-- begin Information given --
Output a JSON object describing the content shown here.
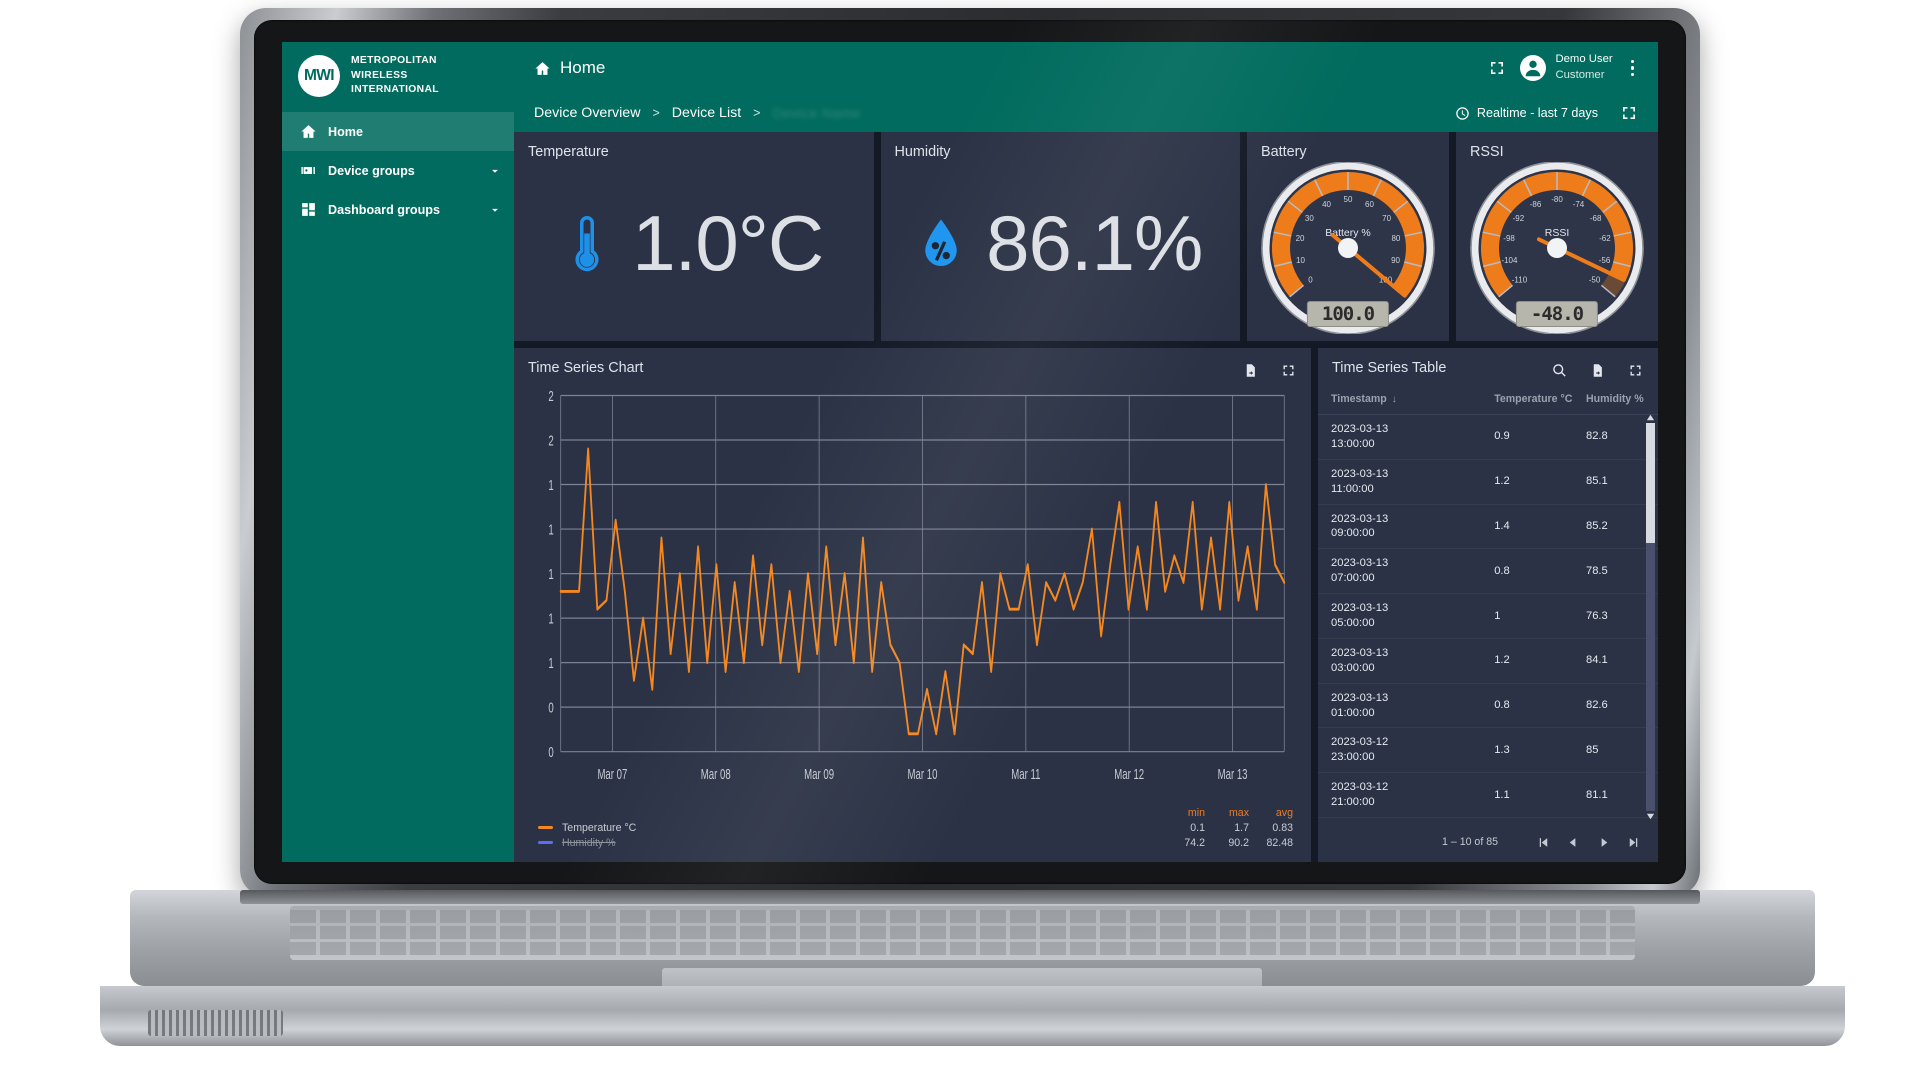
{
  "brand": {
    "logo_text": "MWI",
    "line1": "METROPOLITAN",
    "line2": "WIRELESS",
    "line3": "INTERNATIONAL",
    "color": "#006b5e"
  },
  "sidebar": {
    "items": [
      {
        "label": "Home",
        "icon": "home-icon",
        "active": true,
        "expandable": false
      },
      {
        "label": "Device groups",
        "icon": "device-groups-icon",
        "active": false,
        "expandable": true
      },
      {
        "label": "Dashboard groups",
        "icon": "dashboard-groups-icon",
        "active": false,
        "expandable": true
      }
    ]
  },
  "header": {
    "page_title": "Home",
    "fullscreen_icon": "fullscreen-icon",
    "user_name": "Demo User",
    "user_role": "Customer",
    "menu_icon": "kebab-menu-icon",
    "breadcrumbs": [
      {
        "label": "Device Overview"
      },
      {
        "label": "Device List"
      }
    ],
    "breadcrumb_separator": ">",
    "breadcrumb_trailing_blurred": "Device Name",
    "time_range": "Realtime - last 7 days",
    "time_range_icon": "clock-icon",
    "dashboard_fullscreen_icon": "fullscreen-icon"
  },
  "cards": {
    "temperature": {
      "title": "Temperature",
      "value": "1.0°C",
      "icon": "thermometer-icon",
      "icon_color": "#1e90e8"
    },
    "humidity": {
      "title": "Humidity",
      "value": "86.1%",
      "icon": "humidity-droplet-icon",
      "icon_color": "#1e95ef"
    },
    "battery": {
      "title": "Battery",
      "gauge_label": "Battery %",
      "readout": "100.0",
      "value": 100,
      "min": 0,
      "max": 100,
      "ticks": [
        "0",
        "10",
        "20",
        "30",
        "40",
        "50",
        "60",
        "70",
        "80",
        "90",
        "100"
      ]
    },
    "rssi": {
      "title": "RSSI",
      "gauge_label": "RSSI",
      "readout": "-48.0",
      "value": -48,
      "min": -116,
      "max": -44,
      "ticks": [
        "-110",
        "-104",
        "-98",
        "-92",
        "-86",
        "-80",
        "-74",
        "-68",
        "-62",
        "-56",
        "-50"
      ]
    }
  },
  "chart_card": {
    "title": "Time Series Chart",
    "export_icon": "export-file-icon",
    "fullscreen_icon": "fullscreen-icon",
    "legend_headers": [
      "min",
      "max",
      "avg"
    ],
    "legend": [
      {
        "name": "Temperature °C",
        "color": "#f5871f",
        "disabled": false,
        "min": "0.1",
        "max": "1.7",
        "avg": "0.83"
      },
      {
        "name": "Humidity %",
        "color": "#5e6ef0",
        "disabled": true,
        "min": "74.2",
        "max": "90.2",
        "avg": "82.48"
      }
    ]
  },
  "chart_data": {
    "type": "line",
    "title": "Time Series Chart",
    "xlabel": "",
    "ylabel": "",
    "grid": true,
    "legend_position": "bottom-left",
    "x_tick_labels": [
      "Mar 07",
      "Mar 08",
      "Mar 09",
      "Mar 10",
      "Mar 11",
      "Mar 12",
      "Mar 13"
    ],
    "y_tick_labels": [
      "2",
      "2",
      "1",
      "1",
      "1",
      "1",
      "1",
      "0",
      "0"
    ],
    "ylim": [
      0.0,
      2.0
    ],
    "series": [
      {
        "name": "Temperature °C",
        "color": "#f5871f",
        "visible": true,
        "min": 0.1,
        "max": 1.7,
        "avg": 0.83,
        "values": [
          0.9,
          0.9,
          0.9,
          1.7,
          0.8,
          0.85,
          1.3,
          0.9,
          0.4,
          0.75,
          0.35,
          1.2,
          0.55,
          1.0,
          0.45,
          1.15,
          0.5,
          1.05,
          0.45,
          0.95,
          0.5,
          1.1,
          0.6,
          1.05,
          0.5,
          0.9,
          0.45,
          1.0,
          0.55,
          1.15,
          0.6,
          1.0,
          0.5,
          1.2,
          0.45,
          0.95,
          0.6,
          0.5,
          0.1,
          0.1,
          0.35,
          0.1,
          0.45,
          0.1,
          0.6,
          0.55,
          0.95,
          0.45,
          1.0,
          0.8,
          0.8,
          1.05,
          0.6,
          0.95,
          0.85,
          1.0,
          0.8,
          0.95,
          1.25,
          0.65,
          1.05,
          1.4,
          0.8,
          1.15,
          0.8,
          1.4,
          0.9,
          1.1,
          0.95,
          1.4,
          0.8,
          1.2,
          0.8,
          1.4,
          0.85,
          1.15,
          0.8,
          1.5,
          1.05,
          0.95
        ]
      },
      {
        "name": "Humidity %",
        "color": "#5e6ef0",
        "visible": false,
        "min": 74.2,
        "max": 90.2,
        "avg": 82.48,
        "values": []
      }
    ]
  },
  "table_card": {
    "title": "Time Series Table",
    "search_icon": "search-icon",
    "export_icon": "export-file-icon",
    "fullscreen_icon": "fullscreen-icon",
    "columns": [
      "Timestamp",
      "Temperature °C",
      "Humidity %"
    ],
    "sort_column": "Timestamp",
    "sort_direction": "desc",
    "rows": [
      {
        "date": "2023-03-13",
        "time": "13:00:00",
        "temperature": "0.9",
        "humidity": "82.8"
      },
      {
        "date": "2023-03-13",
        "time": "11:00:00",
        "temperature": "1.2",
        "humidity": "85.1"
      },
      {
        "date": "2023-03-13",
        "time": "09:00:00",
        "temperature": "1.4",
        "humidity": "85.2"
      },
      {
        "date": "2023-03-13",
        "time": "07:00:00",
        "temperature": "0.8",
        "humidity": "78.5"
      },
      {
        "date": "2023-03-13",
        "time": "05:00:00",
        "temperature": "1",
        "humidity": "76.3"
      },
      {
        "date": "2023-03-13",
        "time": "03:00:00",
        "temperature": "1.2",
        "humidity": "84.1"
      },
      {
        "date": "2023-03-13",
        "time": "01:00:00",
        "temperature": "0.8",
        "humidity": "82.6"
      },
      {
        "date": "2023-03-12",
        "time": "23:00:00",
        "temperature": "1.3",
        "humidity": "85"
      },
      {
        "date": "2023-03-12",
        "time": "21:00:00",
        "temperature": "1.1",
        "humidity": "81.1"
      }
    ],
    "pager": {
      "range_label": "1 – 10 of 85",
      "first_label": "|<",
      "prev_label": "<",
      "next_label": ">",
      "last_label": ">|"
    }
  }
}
-- end Information given --
• [Task description] The pictures should not be reproduced; quote all of the other material exactly.

• [In response]
Output a JSON object describing the content shown here.
{
  "brand": {
    "logo_text": "MWI",
    "line1": "METROPOLITAN",
    "line2": "WIRELESS",
    "line3": "INTERNATIONAL",
    "color": "#006b5e"
  },
  "sidebar": {
    "items": [
      {
        "label": "Home",
        "icon": "home-icon",
        "active": true,
        "expandable": false
      },
      {
        "label": "Device groups",
        "icon": "device-groups-icon",
        "active": false,
        "expandable": true
      },
      {
        "label": "Dashboard groups",
        "icon": "dashboard-groups-icon",
        "active": false,
        "expandable": true
      }
    ]
  },
  "header": {
    "page_title": "Home",
    "fullscreen_icon": "fullscreen-icon",
    "user_name": "Demo User",
    "user_role": "Customer",
    "menu_icon": "kebab-menu-icon",
    "breadcrumbs": [
      {
        "label": "Device Overview"
      },
      {
        "label": "Device List"
      }
    ],
    "breadcrumb_separator": ">",
    "breadcrumb_trailing_blurred": "Device Name",
    "time_range": "Realtime - last 7 days",
    "time_range_icon": "clock-icon",
    "dashboard_fullscreen_icon": "fullscreen-icon"
  },
  "cards": {
    "temperature": {
      "title": "Temperature",
      "value": "1.0°C",
      "icon": "thermometer-icon",
      "icon_color": "#1e90e8"
    },
    "humidity": {
      "title": "Humidity",
      "value": "86.1%",
      "icon": "humidity-droplet-icon",
      "icon_color": "#1e95ef"
    },
    "battery": {
      "title": "Battery",
      "gauge_label": "Battery %",
      "readout": "100.0",
      "value": 100,
      "min": 0,
      "max": 100,
      "ticks": [
        "0",
        "10",
        "20",
        "30",
        "40",
        "50",
        "60",
        "70",
        "80",
        "90",
        "100"
      ]
    },
    "rssi": {
      "title": "RSSI",
      "gauge_label": "RSSI",
      "readout": "-48.0",
      "value": -48,
      "min": -116,
      "max": -44,
      "ticks": [
        "-110",
        "-104",
        "-98",
        "-92",
        "-86",
        "-80",
        "-74",
        "-68",
        "-62",
        "-56",
        "-50"
      ]
    }
  },
  "chart_card": {
    "title": "Time Series Chart",
    "export_icon": "export-file-icon",
    "fullscreen_icon": "fullscreen-icon",
    "legend_headers": [
      "min",
      "max",
      "avg"
    ],
    "legend": [
      {
        "name": "Temperature °C",
        "color": "#f5871f",
        "disabled": false,
        "min": "0.1",
        "max": "1.7",
        "avg": "0.83"
      },
      {
        "name": "Humidity %",
        "color": "#5e6ef0",
        "disabled": true,
        "min": "74.2",
        "max": "90.2",
        "avg": "82.48"
      }
    ]
  },
  "chart_data": {
    "type": "line",
    "title": "Time Series Chart",
    "xlabel": "",
    "ylabel": "",
    "grid": true,
    "legend_position": "bottom-left",
    "x_tick_labels": [
      "Mar 07",
      "Mar 08",
      "Mar 09",
      "Mar 10",
      "Mar 11",
      "Mar 12",
      "Mar 13"
    ],
    "y_tick_labels": [
      "2",
      "2",
      "1",
      "1",
      "1",
      "1",
      "1",
      "0",
      "0"
    ],
    "ylim": [
      0.0,
      2.0
    ],
    "series": [
      {
        "name": "Temperature °C",
        "color": "#f5871f",
        "visible": true,
        "min": 0.1,
        "max": 1.7,
        "avg": 0.83,
        "values": [
          0.9,
          0.9,
          0.9,
          1.7,
          0.8,
          0.85,
          1.3,
          0.9,
          0.4,
          0.75,
          0.35,
          1.2,
          0.55,
          1.0,
          0.45,
          1.15,
          0.5,
          1.05,
          0.45,
          0.95,
          0.5,
          1.1,
          0.6,
          1.05,
          0.5,
          0.9,
          0.45,
          1.0,
          0.55,
          1.15,
          0.6,
          1.0,
          0.5,
          1.2,
          0.45,
          0.95,
          0.6,
          0.5,
          0.1,
          0.1,
          0.35,
          0.1,
          0.45,
          0.1,
          0.6,
          0.55,
          0.95,
          0.45,
          1.0,
          0.8,
          0.8,
          1.05,
          0.6,
          0.95,
          0.85,
          1.0,
          0.8,
          0.95,
          1.25,
          0.65,
          1.05,
          1.4,
          0.8,
          1.15,
          0.8,
          1.4,
          0.9,
          1.1,
          0.95,
          1.4,
          0.8,
          1.2,
          0.8,
          1.4,
          0.85,
          1.15,
          0.8,
          1.5,
          1.05,
          0.95
        ]
      },
      {
        "name": "Humidity %",
        "color": "#5e6ef0",
        "visible": false,
        "min": 74.2,
        "max": 90.2,
        "avg": 82.48,
        "values": []
      }
    ]
  },
  "table_card": {
    "title": "Time Series Table",
    "search_icon": "search-icon",
    "export_icon": "export-file-icon",
    "fullscreen_icon": "fullscreen-icon",
    "columns": [
      "Timestamp",
      "Temperature °C",
      "Humidity %"
    ],
    "sort_column": "Timestamp",
    "sort_direction": "desc",
    "rows": [
      {
        "date": "2023-03-13",
        "time": "13:00:00",
        "temperature": "0.9",
        "humidity": "82.8"
      },
      {
        "date": "2023-03-13",
        "time": "11:00:00",
        "temperature": "1.2",
        "humidity": "85.1"
      },
      {
        "date": "2023-03-13",
        "time": "09:00:00",
        "temperature": "1.4",
        "humidity": "85.2"
      },
      {
        "date": "2023-03-13",
        "time": "07:00:00",
        "temperature": "0.8",
        "humidity": "78.5"
      },
      {
        "date": "2023-03-13",
        "time": "05:00:00",
        "temperature": "1",
        "humidity": "76.3"
      },
      {
        "date": "2023-03-13",
        "time": "03:00:00",
        "temperature": "1.2",
        "humidity": "84.1"
      },
      {
        "date": "2023-03-13",
        "time": "01:00:00",
        "temperature": "0.8",
        "humidity": "82.6"
      },
      {
        "date": "2023-03-12",
        "time": "23:00:00",
        "temperature": "1.3",
        "humidity": "85"
      },
      {
        "date": "2023-03-12",
        "time": "21:00:00",
        "temperature": "1.1",
        "humidity": "81.1"
      }
    ],
    "pager": {
      "range_label": "1 – 10 of 85",
      "first_label": "|<",
      "prev_label": "<",
      "next_label": ">",
      "last_label": ">|"
    }
  }
}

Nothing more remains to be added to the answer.